__PROBLEM REQUIREMENTS__: Transcribe each line of the records below exactly, excluding any embedded images.

[Excerpt from a dataset]
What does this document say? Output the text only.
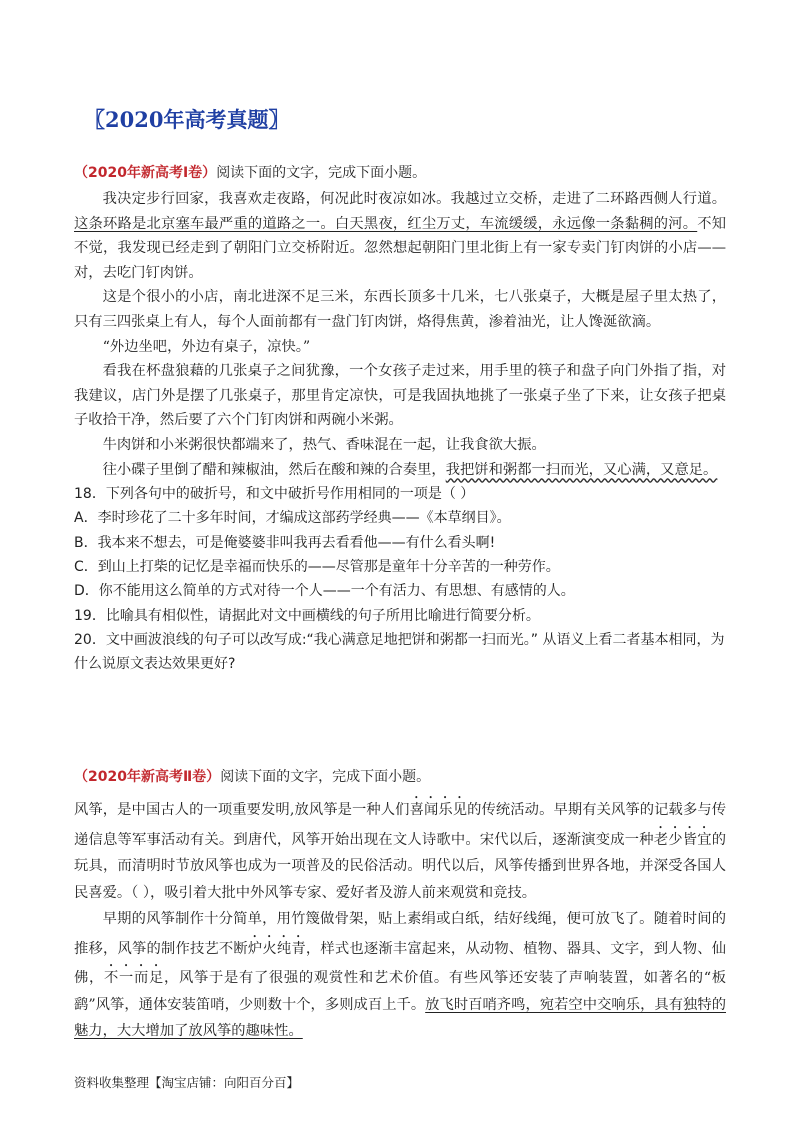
〖2020年高考真题〗
（2020年新高考Ⅰ卷）阅读下面的文字，完成下面小题。
我决定步行回家，我喜欢走夜路，何况此时夜凉如冰。我越过立交桥，走进了二环路西侧人行道。这条环路是北京塞车最严重的道路之一。白天黑夜，红尘万丈，车流缓缓，永远像一条黏稠的河。不知不觉，我发现已经走到了朝阳门立交桥附近。忽然想起朝阳门里北街上有一家专卖门钉肉饼的小店——对，去吃门钉肉饼。
这是个很小的小店，南北进深不足三米，东西长顶多十几米，七八张桌子，大概是屋子里太热了，只有三四张桌上有人，每个人面前都有一盘门钉肉饼，烙得焦黄，渗着油光，让人馋涎欲滴。
“外边坐吧，外边有桌子，凉快。”
看我在杯盘狼藉的几张桌子之间犹豫，一个女孩子走过来，用手里的筷子和盘子向门外指了指，对我建议，店门外是摆了几张桌子，那里肯定凉快，可是我固执地挑了一张桌子坐了下来，让女孩子把桌子收拾干净，然后要了六个门钉肉饼和两碗小米粥。
牛肉饼和小米粥很快都端来了，热气、香味混在一起，让我食欲大振。
往小碟子里倒了醋和辣椒油，然后在酸和辣的合奏里，我把饼和粥都一扫而光，又心满，又意足。
18．下列各句中的破折号，和文中破折号作用相同的一项是（ ）
A．李时珍花了二十多年时间，才编成这部药学经典——《本草纲目》。
B．我本来不想去，可是俺婆婆非叫我再去看看他——有什么看头啊!
C．到山上打柴的记忆是幸福而快乐的——尽管那是童年十分辛苦的一种劳作。
D．你不能用这么简单的方式对待一个人——一个有活力、有思想、有感情的人。
19．比喻具有相似性，请据此对文中画横线的句子所用比喻进行简要分析。
20．文中画波浪线的句子可以改写成:“我心满意足地把饼和粥都一扫而光。” 从语义上看二者基本相同，为什么说原文表达效果更好?
（2020年新高考Ⅱ卷）阅读下面的文字，完成下面小题。
风筝，是中国古人的一项重要发明,放风筝是一种人们喜闻乐见的传统活动。早期有关风筝的记载多与传递信息等军事活动有关。到唐代，风筝开始出现在文人诗歌中。宋代以后，逐渐演变成一种老少皆宜的玩具，而清明时节放风筝也成为一项普及的民俗活动。明代以后，风筝传播到世界各地，并深受各国人民喜爱。（ ），吸引着大批中外风筝专家、爱好者及游人前来观赏和竞技。
早期的风筝制作十分简单，用竹篾做骨架，贴上素绢或白纸，结好线绳，便可放飞了。随着时间的推移，风筝的制作技艺不断炉火纯青，样式也逐渐丰富起来，从动物、植物、器具、文字，到人物、仙佛，不一而足，风筝于是有了很强的观赏性和艺术价值。有些风筝还安装了声响装置，如著名的“板鹞”风筝，通体安装笛哨，少则数十个，多则成百上千。放飞时百哨齐鸣，宛若空中交响乐，具有独特的魅力，大大增加了放风筝的趣味性。
资料收集整理【淘宝店铺：向阳百分百】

__OUTPUT BELOW__:
What does this document say? Output the text only.
〖2020年高考真题〗
（2020年新高考Ⅰ卷）阅读下面的文字，完成下面小题。
我决定步行回家，我喜欢走夜路，何况此时夜凉如冰。我越过立交桥，走进了二环路西侧人行道。这条环路是北京塞车最严重的道路之一。白天黑夜，红尘万丈，车流缓缓，永远像一条黏稠的河。不知不觉，我发现已经走到了朝阳门立交桥附近。忽然想起朝阳门里北街上有一家专卖门钉肉饼的小店——对，去吃门钉肉饼。
这是个很小的小店，南北进深不足三米，东西长顶多十几米，七八张桌子，大概是屋子里太热了，只有三四张桌上有人，每个人面前都有一盘门钉肉饼，烙得焦黄，渗着油光，让人馋涎欲滴。
“外边坐吧，外边有桌子，凉快。”
看我在杯盘狼藉的几张桌子之间犹豫，一个女孩子走过来，用手里的筷子和盘子向门外指了指，对我建议，店门外是摆了几张桌子，那里肯定凉快，可是我固执地挑了一张桌子坐了下来，让女孩子把桌子收拾干净，然后要了六个门钉肉饼和两碗小米粥。
牛肉饼和小米粥很快都端来了，热气、香味混在一起，让我食欲大振。
往小碟子里倒了醋和辣椒油，然后在酸和辣的合奏里，我把饼和粥都一扫而光，又心满，又意足。
18．下列各句中的破折号，和文中破折号作用相同的一项是（ ）
A．李时珍花了二十多年时间，才编成这部药学经典——《本草纲目》。
B．我本来不想去，可是俺婆婆非叫我再去看看他——有什么看头啊!
C．到山上打柴的记忆是幸福而快乐的——尽管那是童年十分辛苦的一种劳作。
D．你不能用这么简单的方式对待一个人——一个有活力、有思想、有感情的人。
19．比喻具有相似性，请据此对文中画横线的句子所用比喻进行简要分析。
20．文中画波浪线的句子可以改写成:“我心满意足地把饼和粥都一扫而光。” 从语义上看二者基本相同，为什么说原文表达效果更好?
（2020年新高考Ⅱ卷）阅读下面的文字，完成下面小题。
风筝，是中国古人的一项重要发明,放风筝是一种人们喜闻乐见的传统活动。早期有关风筝的记载多与传递信息等军事活动有关。到唐代，风筝开始出现在文人诗歌中。宋代以后，逐渐演变成一种老少皆宜的玩具，而清明时节放风筝也成为一项普及的民俗活动。明代以后，风筝传播到世界各地，并深受各国人民喜爱。（ ），吸引着大批中外风筝专家、爱好者及游人前来观赏和竞技。
早期的风筝制作十分简单，用竹篾做骨架，贴上素绢或白纸，结好线绳，便可放飞了。随着时间的推移，风筝的制作技艺不断炉火纯青，样式也逐渐丰富起来，从动物、植物、器具、文字，到人物、仙佛，不一而足，风筝于是有了很强的观赏性和艺术价值。有些风筝还安装了声响装置，如著名的“板鹞”风筝，通体安装笛哨，少则数十个，多则成百上千。放飞时百哨齐鸣，宛若空中交响乐，具有独特的魅力，大大增加了放风筝的趣味性。
资料收集整理【淘宝店铺：向阳百分百】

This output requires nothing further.